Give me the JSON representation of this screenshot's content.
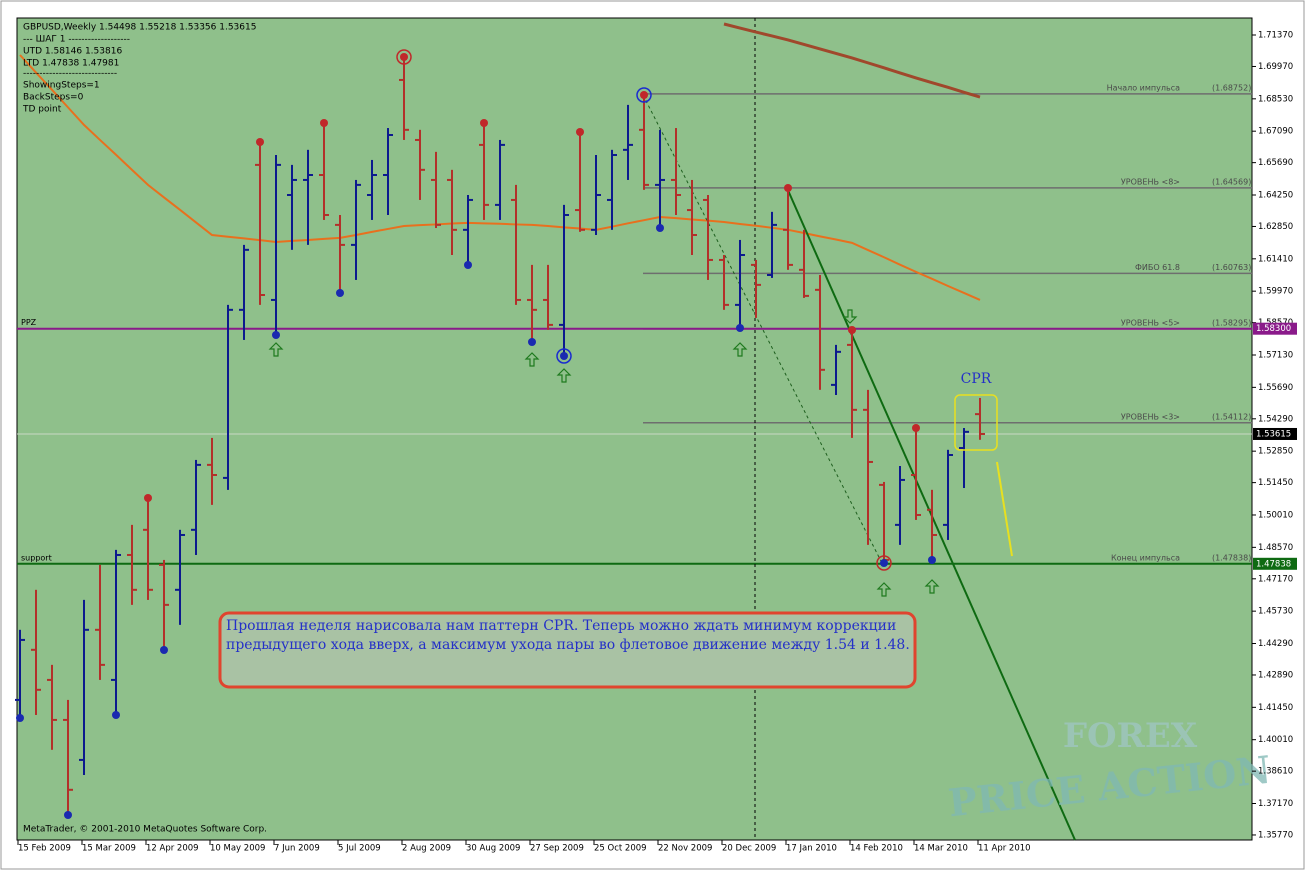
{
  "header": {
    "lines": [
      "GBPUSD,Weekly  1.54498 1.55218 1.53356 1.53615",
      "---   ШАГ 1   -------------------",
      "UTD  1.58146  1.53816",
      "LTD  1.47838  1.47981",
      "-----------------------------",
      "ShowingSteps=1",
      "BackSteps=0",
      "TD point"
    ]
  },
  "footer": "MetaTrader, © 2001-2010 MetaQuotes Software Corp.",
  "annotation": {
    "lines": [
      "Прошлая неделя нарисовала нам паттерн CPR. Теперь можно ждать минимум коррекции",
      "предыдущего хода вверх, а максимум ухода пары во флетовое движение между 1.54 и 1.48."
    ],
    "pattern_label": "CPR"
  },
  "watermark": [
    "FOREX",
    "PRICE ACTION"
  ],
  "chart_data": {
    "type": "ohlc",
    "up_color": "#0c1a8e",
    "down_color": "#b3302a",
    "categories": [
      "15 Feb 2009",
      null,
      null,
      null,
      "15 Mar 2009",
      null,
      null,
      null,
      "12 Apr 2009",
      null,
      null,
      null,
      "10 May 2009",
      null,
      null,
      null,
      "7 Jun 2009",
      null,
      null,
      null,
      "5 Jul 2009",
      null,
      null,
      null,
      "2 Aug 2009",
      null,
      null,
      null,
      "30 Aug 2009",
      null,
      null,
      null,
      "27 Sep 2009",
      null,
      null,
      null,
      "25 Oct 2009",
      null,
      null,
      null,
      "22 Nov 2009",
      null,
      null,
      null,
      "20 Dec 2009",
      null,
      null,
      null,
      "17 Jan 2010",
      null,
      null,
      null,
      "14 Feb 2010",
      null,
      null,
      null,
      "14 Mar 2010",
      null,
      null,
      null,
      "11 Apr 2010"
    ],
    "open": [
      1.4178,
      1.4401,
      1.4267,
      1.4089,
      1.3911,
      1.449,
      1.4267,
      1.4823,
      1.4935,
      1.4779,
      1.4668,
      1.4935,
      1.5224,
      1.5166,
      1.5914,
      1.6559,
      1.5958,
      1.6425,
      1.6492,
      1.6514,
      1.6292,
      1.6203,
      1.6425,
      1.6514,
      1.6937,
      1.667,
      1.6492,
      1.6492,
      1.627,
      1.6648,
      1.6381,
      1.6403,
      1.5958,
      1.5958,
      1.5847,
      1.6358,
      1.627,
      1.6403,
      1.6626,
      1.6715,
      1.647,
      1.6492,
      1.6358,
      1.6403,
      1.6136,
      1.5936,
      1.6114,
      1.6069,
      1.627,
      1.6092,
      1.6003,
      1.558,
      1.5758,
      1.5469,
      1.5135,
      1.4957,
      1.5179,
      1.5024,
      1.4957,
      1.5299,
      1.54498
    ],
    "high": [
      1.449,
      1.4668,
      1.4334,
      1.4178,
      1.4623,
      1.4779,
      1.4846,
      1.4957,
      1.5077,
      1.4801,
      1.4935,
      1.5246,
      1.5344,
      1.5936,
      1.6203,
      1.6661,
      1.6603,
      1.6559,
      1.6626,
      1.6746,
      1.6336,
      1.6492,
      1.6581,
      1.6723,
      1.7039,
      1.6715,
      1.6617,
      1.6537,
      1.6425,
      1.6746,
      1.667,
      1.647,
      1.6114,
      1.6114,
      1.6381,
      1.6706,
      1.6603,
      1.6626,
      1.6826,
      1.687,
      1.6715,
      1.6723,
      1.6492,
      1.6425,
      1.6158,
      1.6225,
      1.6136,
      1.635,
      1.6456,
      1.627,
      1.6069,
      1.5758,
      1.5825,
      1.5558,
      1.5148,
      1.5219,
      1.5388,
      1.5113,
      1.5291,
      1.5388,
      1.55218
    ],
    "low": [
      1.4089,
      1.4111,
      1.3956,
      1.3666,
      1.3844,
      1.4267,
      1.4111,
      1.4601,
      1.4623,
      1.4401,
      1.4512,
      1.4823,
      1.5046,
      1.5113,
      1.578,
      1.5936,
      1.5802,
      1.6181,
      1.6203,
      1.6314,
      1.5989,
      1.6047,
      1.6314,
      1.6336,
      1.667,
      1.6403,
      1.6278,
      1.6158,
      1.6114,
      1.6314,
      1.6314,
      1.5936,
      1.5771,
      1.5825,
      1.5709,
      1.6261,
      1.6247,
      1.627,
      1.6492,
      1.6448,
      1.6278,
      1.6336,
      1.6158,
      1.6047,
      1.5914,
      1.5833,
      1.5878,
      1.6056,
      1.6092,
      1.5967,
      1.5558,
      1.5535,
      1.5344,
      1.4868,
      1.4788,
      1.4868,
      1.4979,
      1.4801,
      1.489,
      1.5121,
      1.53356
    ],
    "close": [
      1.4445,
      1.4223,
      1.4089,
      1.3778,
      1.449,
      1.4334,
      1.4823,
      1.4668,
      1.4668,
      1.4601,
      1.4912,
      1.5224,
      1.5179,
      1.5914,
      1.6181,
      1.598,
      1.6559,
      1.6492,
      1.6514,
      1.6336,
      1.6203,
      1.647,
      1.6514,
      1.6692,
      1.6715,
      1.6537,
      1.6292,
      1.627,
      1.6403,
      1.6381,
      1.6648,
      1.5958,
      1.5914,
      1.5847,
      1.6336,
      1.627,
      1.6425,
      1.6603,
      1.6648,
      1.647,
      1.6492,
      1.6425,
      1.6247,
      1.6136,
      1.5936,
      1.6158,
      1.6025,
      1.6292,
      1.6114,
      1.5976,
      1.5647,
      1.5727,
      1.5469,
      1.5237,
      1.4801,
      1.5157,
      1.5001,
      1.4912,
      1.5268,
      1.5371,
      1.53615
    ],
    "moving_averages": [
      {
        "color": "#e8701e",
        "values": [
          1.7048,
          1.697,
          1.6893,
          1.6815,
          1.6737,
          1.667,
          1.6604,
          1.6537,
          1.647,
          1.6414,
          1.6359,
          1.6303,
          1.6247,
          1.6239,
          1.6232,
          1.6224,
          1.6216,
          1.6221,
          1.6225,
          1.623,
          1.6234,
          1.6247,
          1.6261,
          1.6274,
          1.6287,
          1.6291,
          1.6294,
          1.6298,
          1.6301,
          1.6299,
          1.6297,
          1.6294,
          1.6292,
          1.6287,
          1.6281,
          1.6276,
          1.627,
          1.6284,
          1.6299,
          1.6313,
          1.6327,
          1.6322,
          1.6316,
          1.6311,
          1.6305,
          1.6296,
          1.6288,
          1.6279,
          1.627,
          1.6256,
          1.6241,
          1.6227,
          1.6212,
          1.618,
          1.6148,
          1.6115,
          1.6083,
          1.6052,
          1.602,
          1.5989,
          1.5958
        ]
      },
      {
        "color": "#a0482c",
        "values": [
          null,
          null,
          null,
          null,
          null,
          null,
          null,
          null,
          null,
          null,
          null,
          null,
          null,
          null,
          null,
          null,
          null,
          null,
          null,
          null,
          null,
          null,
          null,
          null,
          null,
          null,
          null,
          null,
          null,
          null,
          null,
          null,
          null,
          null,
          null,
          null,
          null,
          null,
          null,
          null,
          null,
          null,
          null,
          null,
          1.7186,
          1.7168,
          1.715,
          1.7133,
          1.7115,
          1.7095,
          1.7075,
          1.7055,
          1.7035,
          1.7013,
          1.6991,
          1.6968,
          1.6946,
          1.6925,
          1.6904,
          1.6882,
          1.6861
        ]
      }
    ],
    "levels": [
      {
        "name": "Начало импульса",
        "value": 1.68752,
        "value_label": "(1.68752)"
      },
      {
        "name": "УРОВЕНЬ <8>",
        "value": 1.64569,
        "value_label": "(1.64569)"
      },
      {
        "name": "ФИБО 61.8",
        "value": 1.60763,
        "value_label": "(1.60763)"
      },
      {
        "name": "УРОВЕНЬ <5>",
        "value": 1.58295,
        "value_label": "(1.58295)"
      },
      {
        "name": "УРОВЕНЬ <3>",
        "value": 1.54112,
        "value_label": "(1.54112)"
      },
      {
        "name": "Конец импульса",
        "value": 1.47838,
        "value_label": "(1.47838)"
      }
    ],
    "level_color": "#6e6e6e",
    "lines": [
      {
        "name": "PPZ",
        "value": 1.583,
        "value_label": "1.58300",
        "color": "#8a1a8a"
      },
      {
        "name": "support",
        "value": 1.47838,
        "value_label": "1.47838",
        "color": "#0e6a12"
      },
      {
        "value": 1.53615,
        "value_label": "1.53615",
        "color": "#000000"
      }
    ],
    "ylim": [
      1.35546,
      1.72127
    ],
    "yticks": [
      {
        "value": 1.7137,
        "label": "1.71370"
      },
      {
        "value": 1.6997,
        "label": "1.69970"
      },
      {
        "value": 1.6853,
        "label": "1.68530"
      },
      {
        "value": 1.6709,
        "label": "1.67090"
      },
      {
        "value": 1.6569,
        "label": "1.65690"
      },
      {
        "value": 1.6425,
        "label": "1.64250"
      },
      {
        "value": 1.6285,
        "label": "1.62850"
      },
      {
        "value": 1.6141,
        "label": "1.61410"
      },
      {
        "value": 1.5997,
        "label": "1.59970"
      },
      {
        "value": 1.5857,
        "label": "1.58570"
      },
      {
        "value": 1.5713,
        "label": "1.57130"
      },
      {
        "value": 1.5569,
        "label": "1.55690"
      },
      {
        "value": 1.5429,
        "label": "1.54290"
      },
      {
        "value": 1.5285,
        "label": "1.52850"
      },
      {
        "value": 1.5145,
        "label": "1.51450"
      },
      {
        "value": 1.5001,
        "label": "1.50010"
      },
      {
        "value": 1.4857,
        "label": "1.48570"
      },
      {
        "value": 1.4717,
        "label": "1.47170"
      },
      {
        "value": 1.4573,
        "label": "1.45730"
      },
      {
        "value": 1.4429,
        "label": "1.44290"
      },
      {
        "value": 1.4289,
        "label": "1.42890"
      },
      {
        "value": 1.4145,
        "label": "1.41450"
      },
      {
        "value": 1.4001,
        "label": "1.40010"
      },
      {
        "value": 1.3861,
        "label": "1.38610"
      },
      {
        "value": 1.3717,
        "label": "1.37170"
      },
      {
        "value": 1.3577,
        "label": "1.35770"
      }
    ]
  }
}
------------------------------------------------------------------------
What you need to do
State how many lines of the listing above hold the word "УРОВЕНЬ", with nothing but the number.

The completed task
3